DOCUMENT EXTRACT
I landed in a town in Western Sumatra called Padang a few days after an earthquake hit. 7 or 8 on the Moment Magnitude scale.

Just as in finance there are various ways of measuring quakes. The Richter scale measures ground motion whereas the more modern Moment Magnitude scale measures energy released.

In any case my favourite measure of earthquake size is the number of deaths.

For example a 7 magnitude quake may mean 1 death in Canterbury, New Zealand (heart attack, not necessarily directly related) but >1,000 in West Sumatra and 1,200 seriously injured.

When I landed, I met up with my local pal from a nearby town and we set about finding a hotel. The rather morbid joke we had going at the time was that if a hotel didn't answer it the phone had succumbed to the quake and we rang up the next one.

I admit - the blackest of humour.

The largest hotel in town which I originally planned to stay in was a pile of rubble along with many other large buildings with questionable planning permission.

Part of the problem we have in finance is that financial engineering doesn't kill anybody. We have the questionable planning permission without the rubble.

DATASET ENTRIES
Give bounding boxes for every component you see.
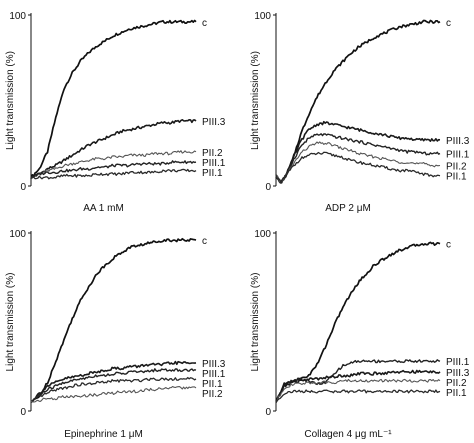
series-label: PIII.3	[446, 368, 470, 379]
series-line-piii-3	[30, 119, 197, 179]
series-line-piii-3	[275, 120, 441, 184]
x-axis-label: AA 1 mM	[83, 203, 124, 214]
series-label: c	[202, 18, 207, 29]
series-label: PII.2	[202, 389, 223, 400]
series-line-c	[30, 19, 197, 180]
series-label: c	[446, 240, 451, 251]
series-line-pii-1	[275, 151, 441, 184]
series-label: PII.2	[446, 378, 467, 389]
series-label: PII.1	[202, 168, 223, 179]
y-axis-label: Light transmission (%)	[250, 51, 261, 150]
series-label: PIII.1	[446, 357, 470, 368]
series-line-pii-1	[30, 376, 197, 403]
y-tick-label: 0	[265, 182, 271, 193]
series-label: PIII.3	[202, 117, 226, 128]
series-label: PII.2	[446, 161, 467, 172]
y-tick-label: 100	[9, 229, 26, 240]
series-line-c	[275, 19, 441, 184]
series-label: PII.1	[446, 172, 467, 183]
y-tick-label: 0	[20, 182, 26, 193]
series-label: PIII.1	[202, 158, 226, 169]
series-label: PII.2	[202, 148, 223, 159]
y-tick-label: 100	[9, 11, 26, 22]
x-axis-label: Collagen 4 μg mL⁻¹	[304, 429, 392, 440]
x-axis-label: Epinephrine 1 μM	[64, 429, 143, 440]
series-line-pii-1	[275, 389, 441, 404]
series-line-piii-3	[275, 369, 441, 403]
y-tick-label: 0	[265, 407, 271, 418]
series-label: PII.1	[446, 388, 467, 399]
series-line-pii-1	[30, 168, 197, 180]
series-label: PII.1	[202, 379, 223, 390]
series-label: PIII.1	[202, 369, 226, 380]
series-line-pii-2	[275, 141, 441, 183]
series-line-pii-2	[30, 385, 197, 403]
series-line-c	[30, 237, 197, 403]
y-tick-label: 100	[254, 229, 271, 240]
y-tick-label: 0	[20, 407, 26, 418]
series-line-piii-1	[275, 133, 441, 184]
series-line-pii-2	[30, 150, 197, 180]
series-label: c	[202, 236, 207, 247]
x-axis-label: ADP 2 μM	[325, 203, 371, 214]
y-axis-label: Light transmission (%)	[250, 273, 261, 372]
y-tick-label: 100	[254, 11, 271, 22]
series-line-c	[275, 241, 441, 402]
series-label: PIII.1	[446, 150, 470, 161]
series-label: PIII.3	[446, 136, 470, 147]
series-label: c	[446, 18, 451, 29]
series-label: PIII.3	[202, 359, 226, 370]
series-line-pii-2	[275, 378, 441, 403]
y-axis-label: Light transmission (%)	[5, 273, 16, 372]
series-line-piii-3	[30, 360, 197, 403]
series-line-piii-1	[30, 368, 197, 402]
series-line-piii-1	[30, 160, 197, 179]
y-axis-label: Light transmission (%)	[5, 51, 16, 150]
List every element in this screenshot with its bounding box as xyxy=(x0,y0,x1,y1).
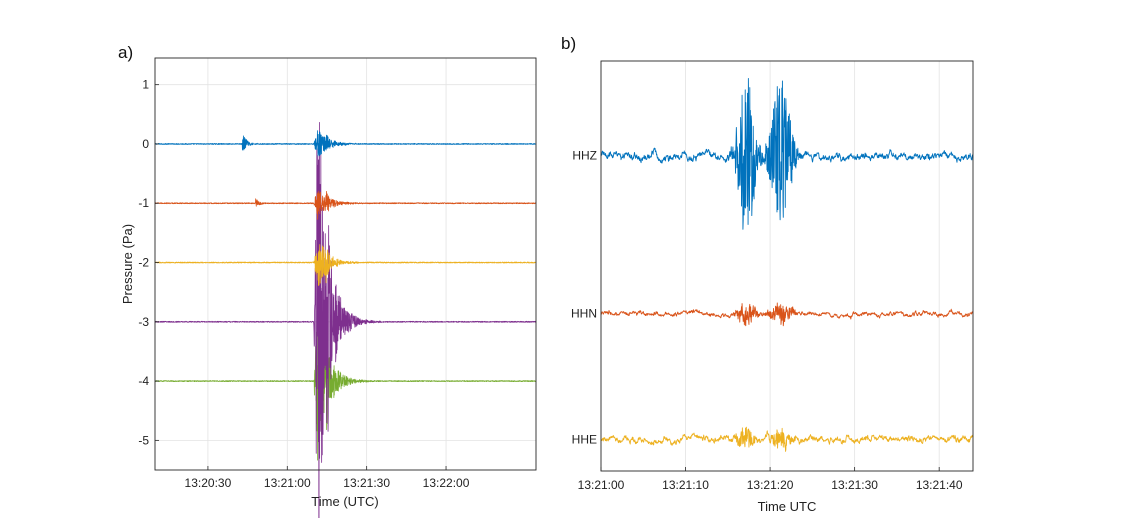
panel-a-x-tick-label: 13:21:30 xyxy=(343,476,390,490)
panel-a-x-tick-label: 13:20:30 xyxy=(185,476,232,490)
panel-b-series-hhn xyxy=(600,302,974,327)
panel-b-x-tick-label: 13:21:30 xyxy=(831,478,878,492)
panel-a-series-trace-1 xyxy=(154,130,537,157)
panel-a-series-trace-4 xyxy=(154,121,537,518)
panel-b-series-hhe xyxy=(600,426,974,452)
panel-a-y-axis-label: Pressure (Pa) xyxy=(120,224,135,304)
panel-a-y-ticks: 1 0 -1 -2 -3 -4 -5 xyxy=(138,78,159,447)
panel-b-channel-label-hhz: HHZ xyxy=(572,149,597,163)
panel-a-x-tick-label: 13:22:00 xyxy=(423,476,470,490)
panel-b-channel-label-hhe: HHE xyxy=(572,432,597,446)
panel-a-traces xyxy=(154,121,537,518)
panel-a-y-tick-label: -2 xyxy=(138,256,149,270)
panel-a-series-trace-2 xyxy=(154,190,537,220)
panel-a-y-tick-label: -4 xyxy=(138,374,149,388)
panel-b-label: b) xyxy=(561,34,576,53)
panel-a-frame xyxy=(154,57,537,471)
panel-a-y-tick-label: 0 xyxy=(142,137,149,151)
panel-a-x-axis-label: Time (UTC) xyxy=(311,494,378,509)
panel-b-traces xyxy=(600,78,974,452)
panel-a-y-tick-label: -3 xyxy=(138,315,149,329)
panel-a-x-ticks: 13:20:30 13:21:00 13:21:30 13:22:00 xyxy=(185,466,470,490)
panel-b-x-tick-label: 13:21:10 xyxy=(662,478,709,492)
panel-a-series-trace-3 xyxy=(154,244,537,286)
panel-b-x-axis-label: Time UTC xyxy=(758,499,817,514)
panel-a-x-tick-label: 13:21:00 xyxy=(264,476,311,490)
panel-b-x-tick-label: 13:21:40 xyxy=(916,478,963,492)
panel-a-y-tick-label: -1 xyxy=(138,196,149,210)
panel-b-frame xyxy=(600,60,974,472)
panel-a-y-tick-label: 1 xyxy=(142,78,149,92)
panel-b-x-ticks: 13:21:00 13:21:10 13:21:20 13:21:30 13:21:40 xyxy=(578,467,963,492)
panel-b-x-tick-label: 13:21:00 xyxy=(578,478,625,492)
panel-b-series-hhz xyxy=(600,78,974,230)
panel-a-series-trace-5 xyxy=(154,308,537,461)
panel-b-channel-label-hhn: HHN xyxy=(571,306,597,320)
panel-a-label: a) xyxy=(118,43,133,62)
panel-b-x-tick-label: 13:21:20 xyxy=(747,478,794,492)
panel-a-y-tick-label: -5 xyxy=(138,433,149,447)
panel-a-plot-area xyxy=(155,58,536,470)
panel-b-channel-labels: HHZ HHN HHE xyxy=(571,149,597,447)
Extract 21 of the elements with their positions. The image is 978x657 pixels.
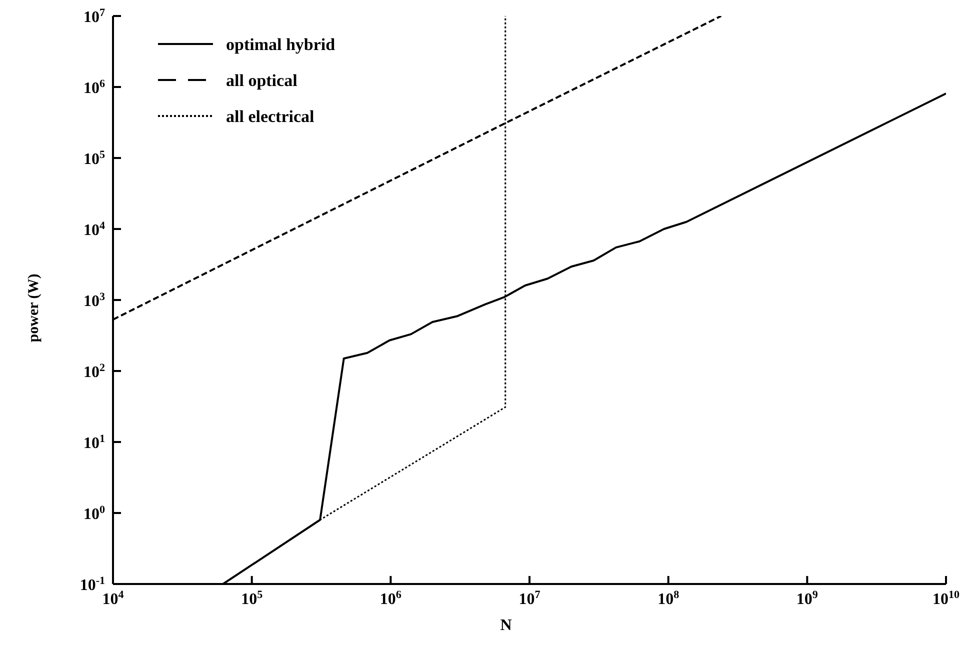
y-tick-label: 10$^{7}$ xyxy=(84,7,106,26)
y-tick-label: 10$^{-1}$ xyxy=(80,575,105,594)
x-tick-label: 10$^{5}$ xyxy=(241,589,264,608)
y-tick-label: 10$^{2}$ xyxy=(84,362,106,381)
x-tick-label: 10$^{9}$ xyxy=(796,589,818,608)
x-tick-label: 10$^{8}$ xyxy=(658,589,680,608)
y-tick-label: 10$^{5}$ xyxy=(84,149,106,168)
x-axis-title: N xyxy=(500,617,512,634)
y-tick-label: 10$^{3}$ xyxy=(84,291,106,310)
legend-label: optimal hybrid xyxy=(226,35,336,54)
legend-label: all electrical xyxy=(226,107,315,126)
legend-label: all optical xyxy=(226,71,298,90)
y-tick-label: 10$^{4}$ xyxy=(84,220,106,239)
x-tick-label: 10$^{6}$ xyxy=(380,589,402,608)
x-tick-label: 10$^{10}$ xyxy=(932,589,960,608)
y-tick-label: 10$^{1}$ xyxy=(84,433,105,452)
x-tick-label: 10$^{4}$ xyxy=(102,589,124,608)
y-tick-label: 10$^{6}$ xyxy=(84,78,106,97)
x-tick-label: 10$^{7}$ xyxy=(518,589,541,608)
y-axis-title: power (W) xyxy=(26,274,42,342)
y-tick-label: 10$^{0}$ xyxy=(84,504,106,523)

WHAT YOU WILL DO
(A) In the Padang earthquake account, what does the Moment Magnitude scale measure?
(B) Reproduce everything in the Padang earthquake account from "Just as in finance" down to "measures energy released.".
The records come from a separate source and are unrelated to the text.

WRITTEN ANSWERS
(A) The energy released.

(B)
Just as in finance there are various ways of measuring quakes. The Richter scale measures ground motion whereas the more modern Moment Magnitude scale measures energy released.